Transcribe the listing verbatim. Do not carry over any pictures.

------------------------

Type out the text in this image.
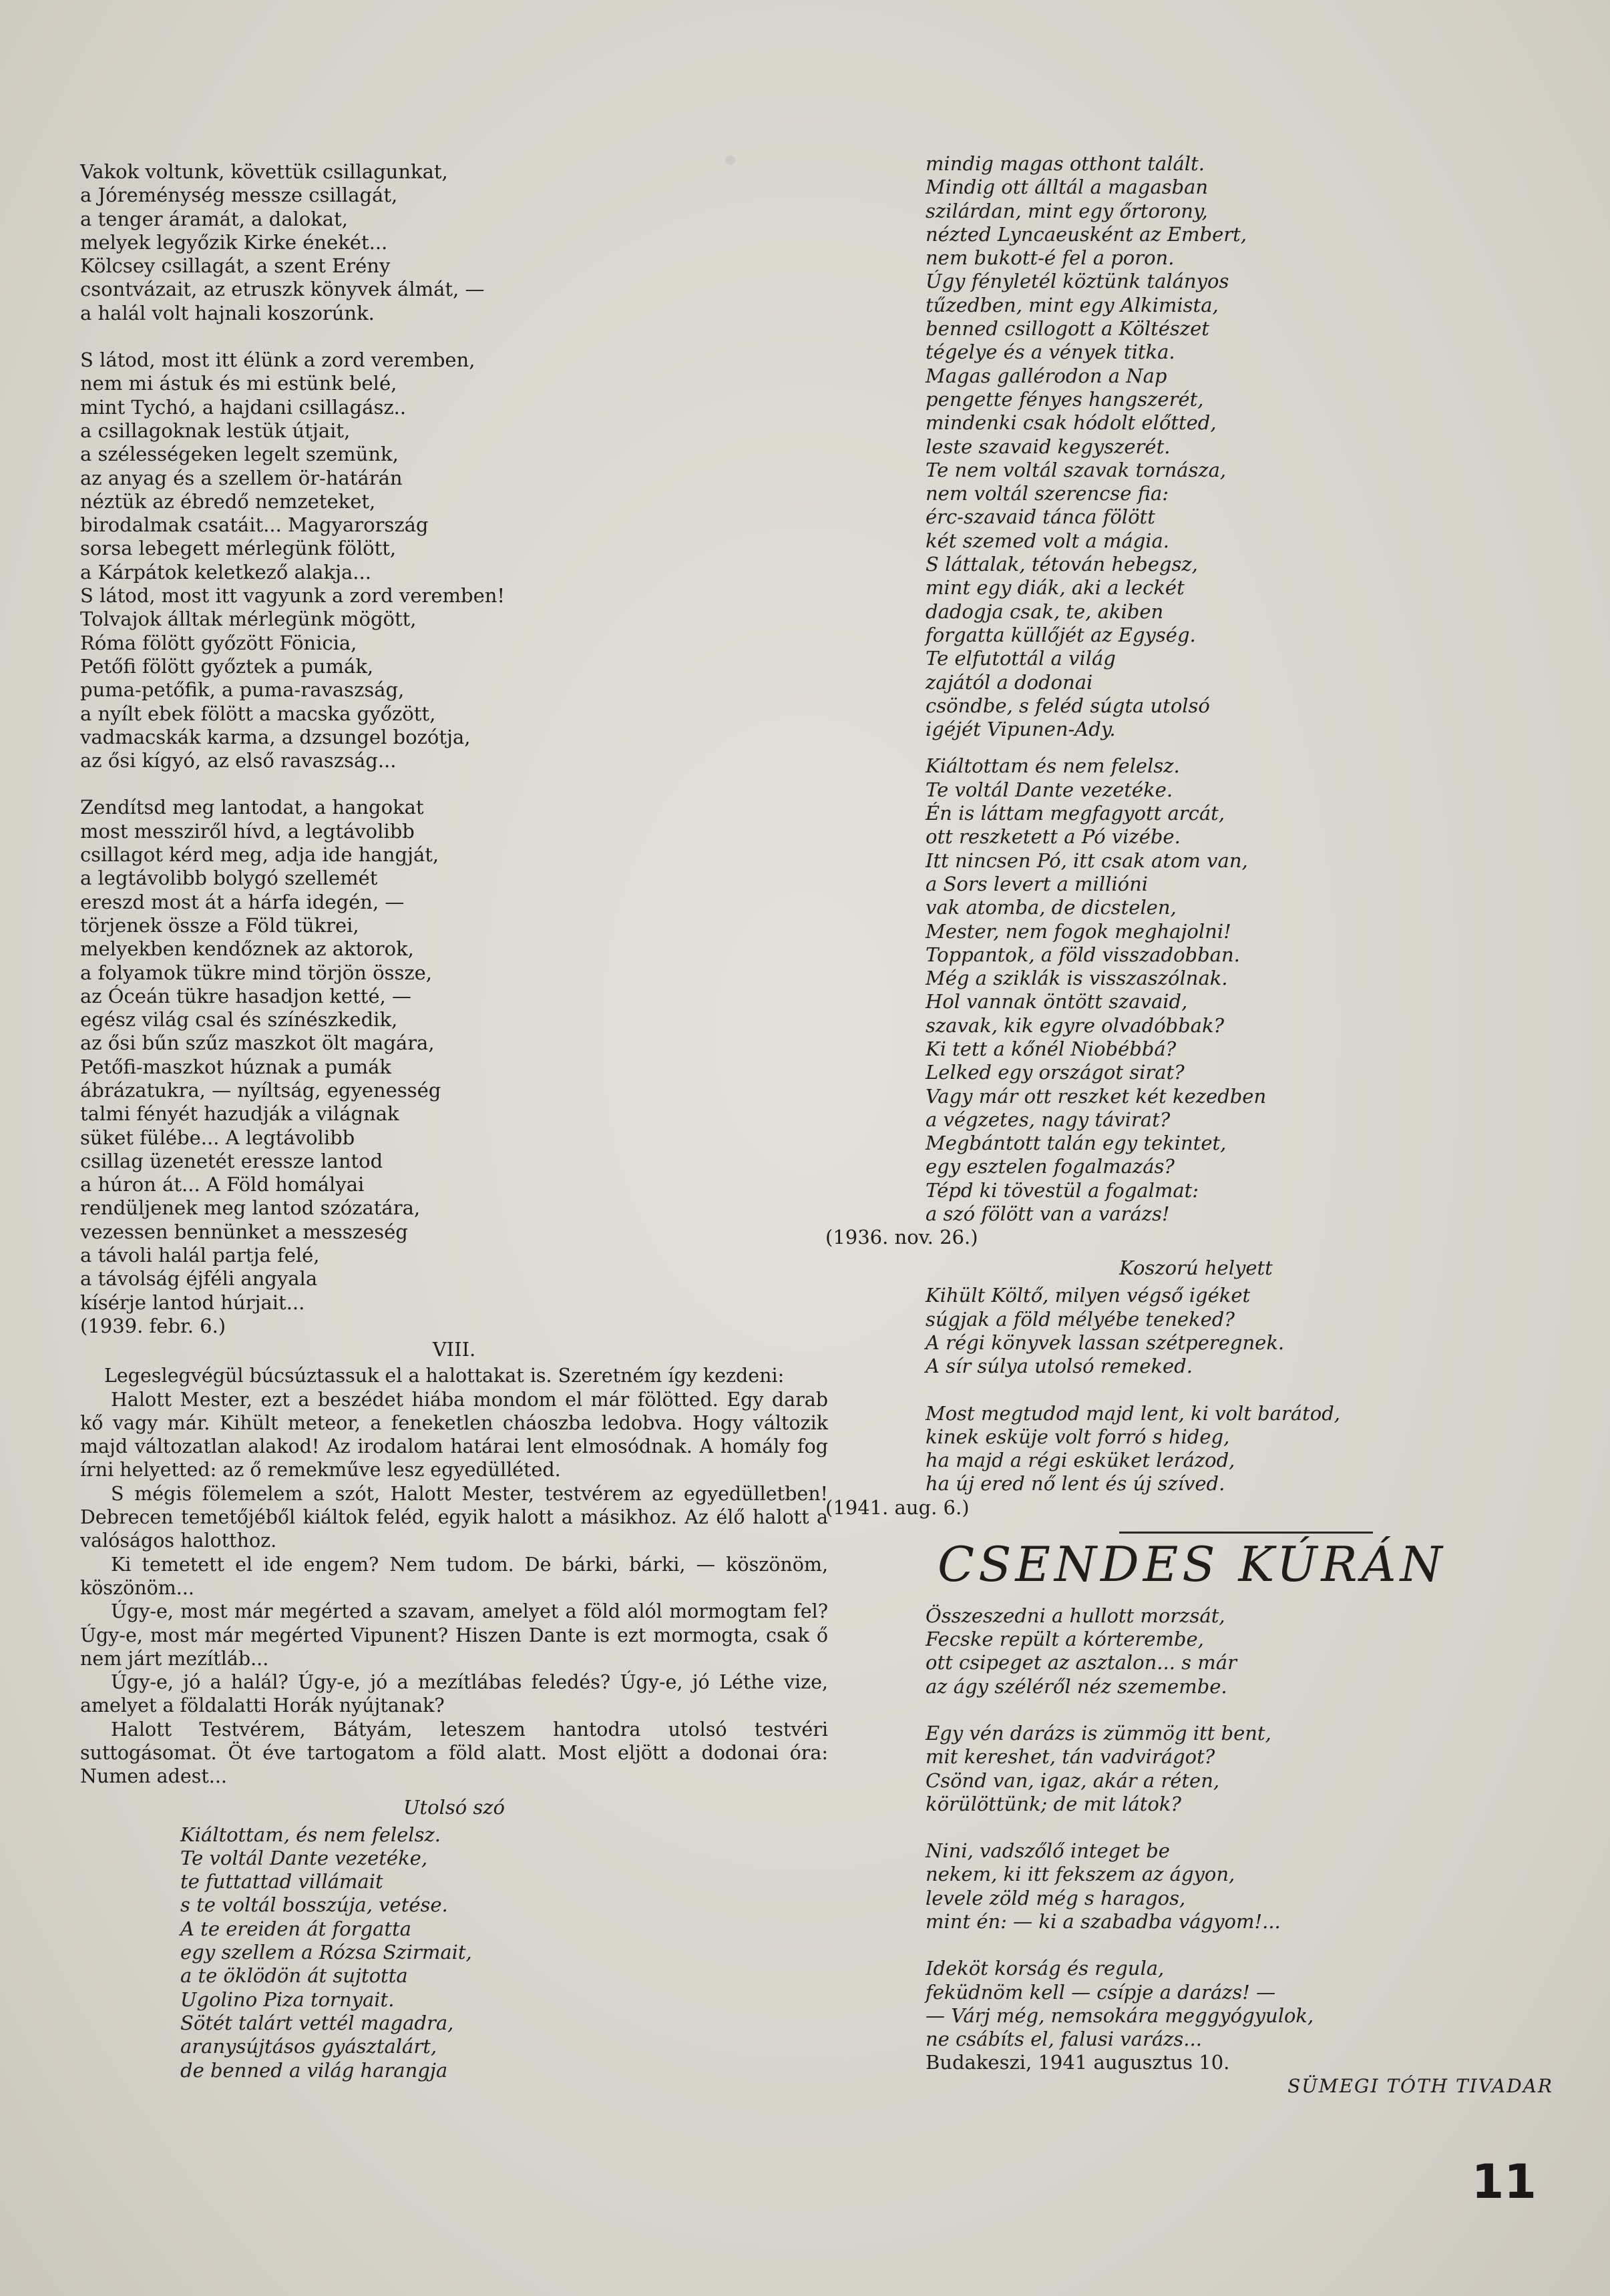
·
Vakok voltunk, követtük csillagunkat,
a Jóreménység messze csillagát,
a tenger áramát, a dalokat,
melyek legyőzik Kirke énekét...
Kölcsey csillagát, a szent Erény
csontvázait, az etruszk könyvek álmát, —
a halál volt hajnali koszorúnk.
S látod, most itt élünk a zord veremben,
nem mi ástuk és mi estünk belé,
mint Tychó, a hajdani csillagász..
a csillagoknak lestük útjait,
a szélességeken legelt szemünk,
az anyag és a szellem ör-határán
néztük az ébredő nemzeteket,
birodalmak csatáit... Magyarország
sorsa lebegett mérlegünk fölött,
a Kárpátok keletkező alakja...
S látod, most itt vagyunk a zord veremben!
Tolvajok álltak mérlegünk mögött,
Róma fölött győzött Fönicia,
Petőfi fölött győztek a pumák,
puma-petőfik, a puma-ravaszság,
a nyílt ebek fölött a macska győzött,
vadmacskák karma, a dzsungel bozótja,
az ősi kígyó, az első ravaszság...
Zendítsd meg lantodat, a hangokat
most messziről hívd, a legtávolibb
csillagot kérd meg, adja ide hangját,
a legtávolibb bolygó szellemét
ereszd most át a hárfa idegén, —
törjenek össze a Föld tükrei,
melyekben kendőznek az aktorok,
a folyamok tükre mind törjön össze,
az Óceán tükre hasadjon ketté, —
egész világ csal és színészkedik,
az ősi bűn szűz maszkot ölt magára,
Petőfi-maszkot húznak a pumák
ábrázatukra, — nyíltság, egyenesség
talmi fényét hazudják a világnak
süket fülébe... A legtávolibb
csillag üzenetét eressze lantod
a húron át... A Föld homályai
rendüljenek meg lantod szózatára,
vezessen bennünket a messzeség
a távoli halál partja felé,
a távolság éjféli angyala
kísérje lantod húrjait...
(1939. febr. 6.)
VIII.

Legeslegvégül búcsúztassuk el a halottakat is. Szeretném így kezdeni:

Halott Mester, ezt a beszédet hiába mondom el már fölötted. Egy darab kő vagy már. Kihült meteor, a feneketlen cháoszba ledobva. Hogy változik majd változatlan alakod! Az irodalom határai lent elmosódnak. A homály fog írni helyetted: az ő remekműve lesz egyedülléted.

S mégis fölemelem a szót, Halott Mester, testvérem az egyedülletben! Debrecen temetőjéből kiáltok feléd, egyik halott a másikhoz. Az élő halott a valóságos halotthoz.

Ki temetett el ide engem? Nem tudom. De bárki, bárki, — köszönöm, köszönöm...

Úgy-e, most már megérted a szavam, amelyet a föld alól mormogtam fel? Úgy-e, most már megérted Vipunent? Hiszen Dante is ezt mormogta, csak ő nem járt mezítláb...

Úgy-e, jó a halál? Úgy-e, jó a mezítlábas feledés? Úgy-e, jó Léthe vize, amelyet a földalatti Horák nyújtanak?

Halott Testvérem, Bátyám, leteszem hantodra utolsó testvéri suttogásomat. Öt éve tartogatom a föld alatt. Most eljött a dodonai óra: Numen adest...

Utolsó szó
Kiáltottam, és nem felelsz.
Te voltál Dante vezetéke,
te futtattad villámait
s te voltál bosszúja, vetése.
A te ereiden át forgatta
egy szellem a Rózsa Szirmait,
a te öklödön át sujtotta
Ugolino Piza tornyait.
Sötét talárt vettél magadra,
aranysújtásos gyásztalárt,
de benned a világ harangja
mindig magas otthont talált.
Mindig ott álltál a magasban
szilárdan, mint egy őrtorony,
nézted Lyncaeusként az Embert,
nem bukott-é fel a poron.
Úgy fényletél köztünk talányos
tűzedben, mint egy Alkimista,
benned csillogott a Költészet
tégelye és a vények titka.
Magas gallérodon a Nap
pengette fényes hangszerét,
mindenki csak hódolt előtted,
leste szavaid kegyszerét.
Te nem voltál szavak tornásza,
nem voltál szerencse fia:
érc-szavaid tánca fölött
két szemed volt a mágia.
S láttalak, tétován hebegsz,
mint egy diák, aki a leckét
dadogja csak, te, akiben
forgatta küllőjét az Egység.
Te elfutottál a világ
zajától a dodonai
csöndbe, s feléd súgta utolsó
igéjét Vipunen-Ady.
Kiáltottam és nem felelsz.
Te voltál Dante vezetéke.
Én is láttam megfagyott arcát,
ott reszketett a Pó vizébe.
Itt nincsen Pó, itt csak atom van,
a Sors levert a millióni
vak atomba, de dicstelen,
Mester, nem fogok meghajolni!
Toppantok, a föld visszadobban.
Még a sziklák is visszaszólnak.
Hol vannak öntött szavaid,
szavak, kik egyre olvadóbbak?
Ki tett a kőnél Niobébbá?
Lelked egy országot sirat?
Vagy már ott reszket két kezedben
a végzetes, nagy távirat?
Megbántott talán egy tekintet,
egy esztelen fogalmazás?
Tépd ki tövestül a fogalmat:
a szó fölött van a varázs!
(1936. nov. 26.)
Koszorú helyett
Kihült Költő, milyen végső igéket
súgjak a föld mélyébe teneked?
A régi könyvek lassan szétperegnek.
A sír súlya utolsó remeked.
Most megtudod majd lent, ki volt barátod,
kinek esküje volt forró s hideg,
ha majd a régi esküket lerázod,
ha új ered nő lent és új szíved.
(1941. aug. 6.)
CSENDES KÚRÁN
Összeszedni a hullott morzsát,
Fecske repült a kórterembe,
ott csipeget az asztalon... s már
az ágy széléről néz szemembe.
Egy vén darázs is zümmög itt bent,
mit kereshet, tán vadvirágot?
Csönd van, igaz, akár a réten,
körülöttünk; de mit látok?
Nini, vadszőlő integet be
nekem, ki itt fekszem az ágyon,
levele zöld még s haragos,
mint én: — ki a szabadba vágyom!...
Ideköt korság és regula,
feküdnöm kell — csípje a darázs! —
— Várj még, nemsokára meggyógyulok,
ne csábíts el, falusi varázs...
Budakeszi, 1941 augusztus 10.
SÜMEGI TÓTH TIVADAR
11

------------------------

Reply
Type out the text in this image.
·
Vakok voltunk, követtük csillagunkat,
a Jóreménység messze csillagát,
a tenger áramát, a dalokat,
melyek legyőzik Kirke énekét...
Kölcsey csillagát, a szent Erény
csontvázait, az etruszk könyvek álmát, —
a halál volt hajnali koszorúnk.
S látod, most itt élünk a zord veremben,
nem mi ástuk és mi estünk belé,
mint Tychó, a hajdani csillagász..
a csillagoknak lestük útjait,
a szélességeken legelt szemünk,
az anyag és a szellem ör-határán
néztük az ébredő nemzeteket,
birodalmak csatáit... Magyarország
sorsa lebegett mérlegünk fölött,
a Kárpátok keletkező alakja...
S látod, most itt vagyunk a zord veremben!
Tolvajok álltak mérlegünk mögött,
Róma fölött győzött Fönicia,
Petőfi fölött győztek a pumák,
puma-petőfik, a puma-ravaszság,
a nyílt ebek fölött a macska győzött,
vadmacskák karma, a dzsungel bozótja,
az ősi kígyó, az első ravaszság...
Zendítsd meg lantodat, a hangokat
most messziről hívd, a legtávolibb
csillagot kérd meg, adja ide hangját,
a legtávolibb bolygó szellemét
ereszd most át a hárfa idegén, —
törjenek össze a Föld tükrei,
melyekben kendőznek az aktorok,
a folyamok tükre mind törjön össze,
az Óceán tükre hasadjon ketté, —
egész világ csal és színészkedik,
az ősi bűn szűz maszkot ölt magára,
Petőfi-maszkot húznak a pumák
ábrázatukra, — nyíltság, egyenesség
talmi fényét hazudják a világnak
süket fülébe... A legtávolibb
csillag üzenetét eressze lantod
a húron át... A Föld homályai
rendüljenek meg lantod szózatára,
vezessen bennünket a messzeség
a távoli halál partja felé,
a távolság éjféli angyala
kísérje lantod húrjait...
(1939. febr. 6.)
VIII.

Legeslegvégül búcsúztassuk el a halottakat is. Szeretném így kezdeni:

Halott Mester, ezt a beszédet hiába mondom el már fölötted. Egy darab kő vagy már. Kihült meteor, a feneketlen cháoszba ledobva. Hogy változik majd változatlan alakod! Az irodalom határai lent elmosódnak. A homály fog írni helyetted: az ő remekműve lesz egyedülléted.

S mégis fölemelem a szót, Halott Mester, testvérem az egyedülletben! Debrecen temetőjéből kiáltok feléd, egyik halott a másikhoz. Az élő halott a valóságos halotthoz.

Ki temetett el ide engem? Nem tudom. De bárki, bárki, — köszönöm, köszönöm...

Úgy-e, most már megérted a szavam, amelyet a föld alól mormogtam fel? Úgy-e, most már megérted Vipunent? Hiszen Dante is ezt mormogta, csak ő nem járt mezítláb...

Úgy-e, jó a halál? Úgy-e, jó a mezítlábas feledés? Úgy-e, jó Léthe vize, amelyet a földalatti Horák nyújtanak?

Halott Testvérem, Bátyám, leteszem hantodra utolsó testvéri suttogásomat. Öt éve tartogatom a föld alatt. Most eljött a dodonai óra: Numen adest...

Utolsó szó
Kiáltottam, és nem felelsz.
Te voltál Dante vezetéke,
te futtattad villámait
s te voltál bosszúja, vetése.
A te ereiden át forgatta
egy szellem a Rózsa Szirmait,
a te öklödön át sujtotta
Ugolino Piza tornyait.
Sötét talárt vettél magadra,
aranysújtásos gyásztalárt,
de benned a világ harangja
mindig magas otthont talált.
Mindig ott álltál a magasban
szilárdan, mint egy őrtorony,
nézted Lyncaeusként az Embert,
nem bukott-é fel a poron.
Úgy fényletél köztünk talányos
tűzedben, mint egy Alkimista,
benned csillogott a Költészet
tégelye és a vények titka.
Magas gallérodon a Nap
pengette fényes hangszerét,
mindenki csak hódolt előtted,
leste szavaid kegyszerét.
Te nem voltál szavak tornásza,
nem voltál szerencse fia:
érc-szavaid tánca fölött
két szemed volt a mágia.
S láttalak, tétován hebegsz,
mint egy diák, aki a leckét
dadogja csak, te, akiben
forgatta küllőjét az Egység.
Te elfutottál a világ
zajától a dodonai
csöndbe, s feléd súgta utolsó
igéjét Vipunen-Ady.
Kiáltottam és nem felelsz.
Te voltál Dante vezetéke.
Én is láttam megfagyott arcát,
ott reszketett a Pó vizébe.
Itt nincsen Pó, itt csak atom van,
a Sors levert a millióni
vak atomba, de dicstelen,
Mester, nem fogok meghajolni!
Toppantok, a föld visszadobban.
Még a sziklák is visszaszólnak.
Hol vannak öntött szavaid,
szavak, kik egyre olvadóbbak?
Ki tett a kőnél Niobébbá?
Lelked egy országot sirat?
Vagy már ott reszket két kezedben
a végzetes, nagy távirat?
Megbántott talán egy tekintet,
egy esztelen fogalmazás?
Tépd ki tövestül a fogalmat:
a szó fölött van a varázs!
(1936. nov. 26.)
Koszorú helyett
Kihült Költő, milyen végső igéket
súgjak a föld mélyébe teneked?
A régi könyvek lassan szétperegnek.
A sír súlya utolsó remeked.
Most megtudod majd lent, ki volt barátod,
kinek esküje volt forró s hideg,
ha majd a régi esküket lerázod,
ha új ered nő lent és új szíved.
(1941. aug. 6.)
CSENDES KÚRÁN
Összeszedni a hullott morzsát,
Fecske repült a kórterembe,
ott csipeget az asztalon... s már
az ágy széléről néz szemembe.
Egy vén darázs is zümmög itt bent,
mit kereshet, tán vadvirágot?
Csönd van, igaz, akár a réten,
körülöttünk; de mit látok?
Nini, vadszőlő integet be
nekem, ki itt fekszem az ágyon,
levele zöld még s haragos,
mint én: — ki a szabadba vágyom!...
Ideköt korság és regula,
feküdnöm kell — csípje a darázs! —
— Várj még, nemsokára meggyógyulok,
ne csábíts el, falusi varázs...
Budakeszi, 1941 augusztus 10.
SÜMEGI TÓTH TIVADAR
11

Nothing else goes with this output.